• [TASK REQUIREMENTS]
Quote each line of the material verbatim, without the pictures.

• [EXTRACTED INFORMATION]
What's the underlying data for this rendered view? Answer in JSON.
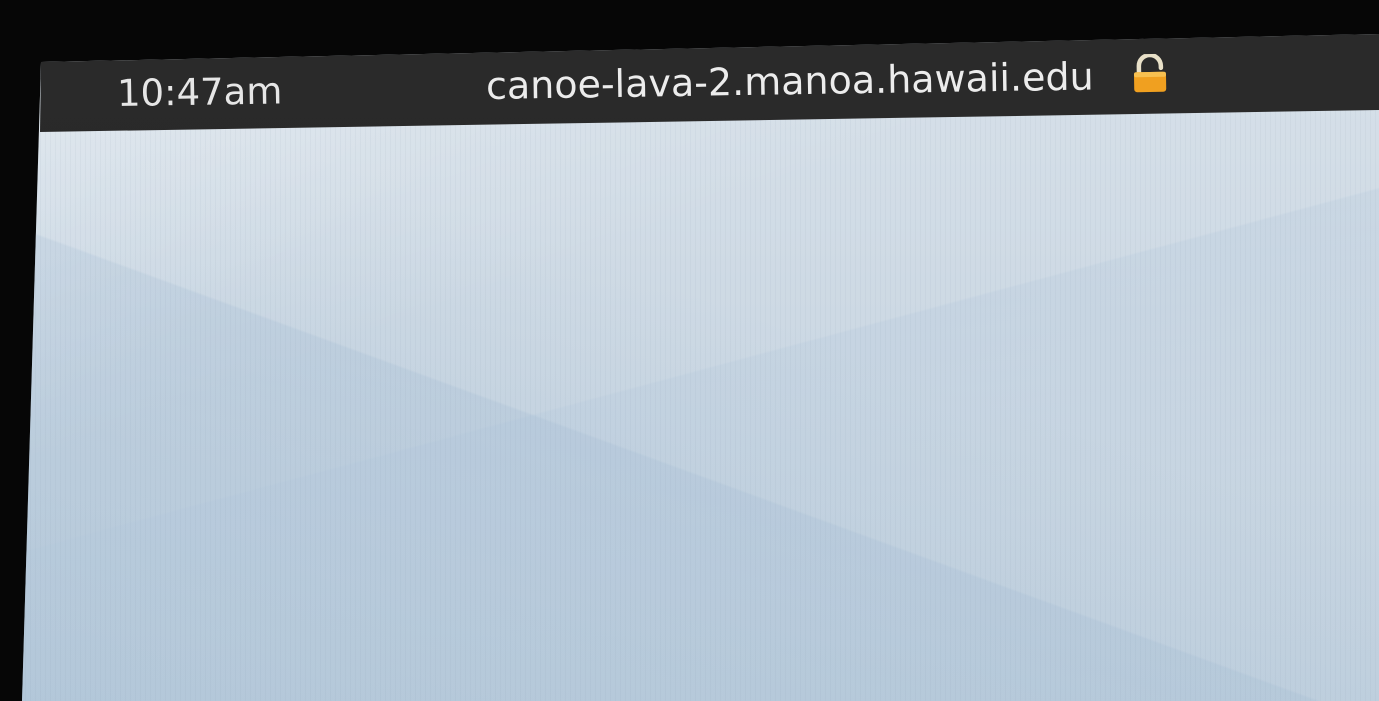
{
  "status_bar": {
    "clock": "10:47am",
    "hostname": "canoe-lava-2.manoa.hawaii.edu",
    "lock_icon": "lock-icon",
    "lock_color": "#f0a020",
    "background": "#262626"
  },
  "desktop": {
    "wallpaper_color": "#cdd9e4"
  }
}
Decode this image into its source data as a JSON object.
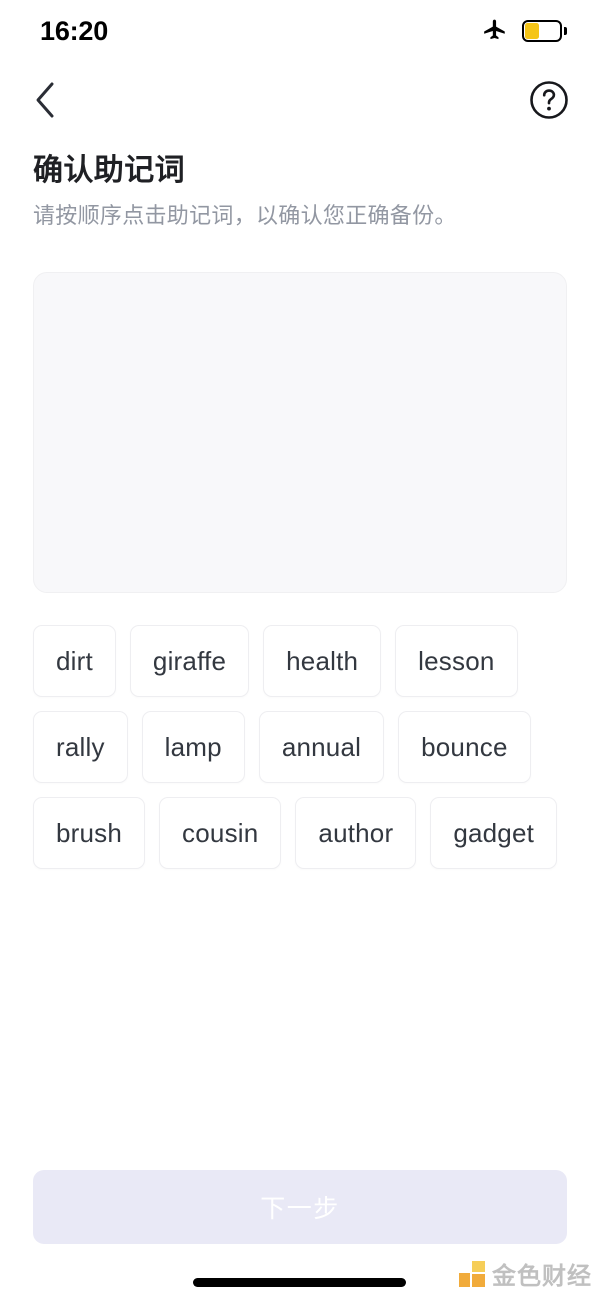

• [TASK SOLUTION]
What's the underlying data for this rendered view? Answer in JSON.
{
  "status_bar": {
    "clock": "10:47am",
    "hostname": "canoe-lava-2.manoa.hawaii.edu",
    "lock_icon": "lock-icon",
    "lock_color": "#f0a020",
    "background": "#262626"
  },
  "desktop": {
    "wallpaper_color": "#cdd9e4"
  }
}
Decode this image into its source data as a JSON object.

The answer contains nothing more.